Records:
=-=-=-=-=

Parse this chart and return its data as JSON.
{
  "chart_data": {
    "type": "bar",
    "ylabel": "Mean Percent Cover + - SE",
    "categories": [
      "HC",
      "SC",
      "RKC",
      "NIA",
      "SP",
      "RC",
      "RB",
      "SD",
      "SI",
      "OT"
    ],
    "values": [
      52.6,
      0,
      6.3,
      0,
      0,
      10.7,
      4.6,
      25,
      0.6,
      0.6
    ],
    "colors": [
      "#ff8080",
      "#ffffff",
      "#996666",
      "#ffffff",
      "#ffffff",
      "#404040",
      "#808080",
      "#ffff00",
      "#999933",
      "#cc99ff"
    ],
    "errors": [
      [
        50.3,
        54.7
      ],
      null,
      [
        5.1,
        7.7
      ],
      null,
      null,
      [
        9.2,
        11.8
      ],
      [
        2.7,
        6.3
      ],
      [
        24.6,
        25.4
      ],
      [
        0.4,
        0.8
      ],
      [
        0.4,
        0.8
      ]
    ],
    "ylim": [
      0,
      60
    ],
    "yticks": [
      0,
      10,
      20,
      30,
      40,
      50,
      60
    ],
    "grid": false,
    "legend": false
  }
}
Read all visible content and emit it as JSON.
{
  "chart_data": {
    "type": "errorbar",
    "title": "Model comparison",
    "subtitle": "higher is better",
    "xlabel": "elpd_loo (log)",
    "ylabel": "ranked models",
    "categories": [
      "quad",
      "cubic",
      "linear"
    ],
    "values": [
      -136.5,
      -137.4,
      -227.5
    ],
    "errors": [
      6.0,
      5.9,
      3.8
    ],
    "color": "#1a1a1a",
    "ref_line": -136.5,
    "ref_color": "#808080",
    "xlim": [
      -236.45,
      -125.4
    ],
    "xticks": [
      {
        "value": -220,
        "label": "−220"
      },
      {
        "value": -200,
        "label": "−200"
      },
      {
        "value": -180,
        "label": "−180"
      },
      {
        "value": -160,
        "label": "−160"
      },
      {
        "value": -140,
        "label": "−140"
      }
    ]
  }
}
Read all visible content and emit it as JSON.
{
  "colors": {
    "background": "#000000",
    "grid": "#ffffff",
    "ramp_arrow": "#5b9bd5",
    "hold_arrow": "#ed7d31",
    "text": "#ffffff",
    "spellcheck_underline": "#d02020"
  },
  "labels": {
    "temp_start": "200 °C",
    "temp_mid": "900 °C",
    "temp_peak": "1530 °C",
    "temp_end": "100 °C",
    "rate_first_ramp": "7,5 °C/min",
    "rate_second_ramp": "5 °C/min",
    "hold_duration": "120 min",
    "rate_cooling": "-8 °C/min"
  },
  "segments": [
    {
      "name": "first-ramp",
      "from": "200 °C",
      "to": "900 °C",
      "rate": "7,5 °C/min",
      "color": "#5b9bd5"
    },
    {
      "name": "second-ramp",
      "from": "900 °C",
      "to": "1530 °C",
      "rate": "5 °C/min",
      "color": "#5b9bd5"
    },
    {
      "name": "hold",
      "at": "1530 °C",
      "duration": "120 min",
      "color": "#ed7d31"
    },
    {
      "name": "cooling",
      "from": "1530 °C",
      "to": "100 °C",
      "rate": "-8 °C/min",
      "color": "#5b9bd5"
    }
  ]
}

=-=-=-=-=

_What you are asked to do:_ Quote all the records exactly, please, leaving none out.

_Complete response:_
Parse this chart and return its data as JSON.
{
  "chart_data": {
    "type": "bar",
    "ylabel": "Mean Percent Cover + - SE",
    "categories": [
      "HC",
      "SC",
      "RKC",
      "NIA",
      "SP",
      "RC",
      "RB",
      "SD",
      "SI",
      "OT"
    ],
    "values": [
      52.6,
      0,
      6.3,
      0,
      0,
      10.7,
      4.6,
      25,
      0.6,
      0.6
    ],
    "colors": [
      "#ff8080",
      "#ffffff",
      "#996666",
      "#ffffff",
      "#ffffff",
      "#404040",
      "#808080",
      "#ffff00",
      "#999933",
      "#cc99ff"
    ],
    "errors": [
      [
        50.3,
        54.7
      ],
      null,
      [
        5.1,
        7.7
      ],
      null,
      null,
      [
        9.2,
        11.8
      ],
      [
        2.7,
        6.3
      ],
      [
        24.6,
        25.4
      ],
      [
        0.4,
        0.8
      ],
      [
        0.4,
        0.8
      ]
    ],
    "ylim": [
      0,
      60
    ],
    "yticks": [
      0,
      10,
      20,
      30,
      40,
      50,
      60
    ],
    "grid": false,
    "legend": false
  }
}
Read all visible content and emit it as JSON.
{
  "chart_data": {
    "type": "errorbar",
    "title": "Model comparison",
    "subtitle": "higher is better",
    "xlabel": "elpd_loo (log)",
    "ylabel": "ranked models",
    "categories": [
      "quad",
      "cubic",
      "linear"
    ],
    "values": [
      -136.5,
      -137.4,
      -227.5
    ],
    "errors": [
      6.0,
      5.9,
      3.8
    ],
    "color": "#1a1a1a",
    "ref_line": -136.5,
    "ref_color": "#808080",
    "xlim": [
      -236.45,
      -125.4
    ],
    "xticks": [
      {
        "value": -220,
        "label": "−220"
      },
      {
        "value": -200,
        "label": "−200"
      },
      {
        "value": -180,
        "label": "−180"
      },
      {
        "value": -160,
        "label": "−160"
      },
      {
        "value": -140,
        "label": "−140"
      }
    ]
  }
}
Read all visible content and emit it as JSON.
{
  "colors": {
    "background": "#000000",
    "grid": "#ffffff",
    "ramp_arrow": "#5b9bd5",
    "hold_arrow": "#ed7d31",
    "text": "#ffffff",
    "spellcheck_underline": "#d02020"
  },
  "labels": {
    "temp_start": "200 °C",
    "temp_mid": "900 °C",
    "temp_peak": "1530 °C",
    "temp_end": "100 °C",
    "rate_first_ramp": "7,5 °C/min",
    "rate_second_ramp": "5 °C/min",
    "hold_duration": "120 min",
    "rate_cooling": "-8 °C/min"
  },
  "segments": [
    {
      "name": "first-ramp",
      "from": "200 °C",
      "to": "900 °C",
      "rate": "7,5 °C/min",
      "color": "#5b9bd5"
    },
    {
      "name": "second-ramp",
      "from": "900 °C",
      "to": "1530 °C",
      "rate": "5 °C/min",
      "color": "#5b9bd5"
    },
    {
      "name": "hold",
      "at": "1530 °C",
      "duration": "120 min",
      "color": "#ed7d31"
    },
    {
      "name": "cooling",
      "from": "1530 °C",
      "to": "100 °C",
      "rate": "-8 °C/min",
      "color": "#5b9bd5"
    }
  ]
}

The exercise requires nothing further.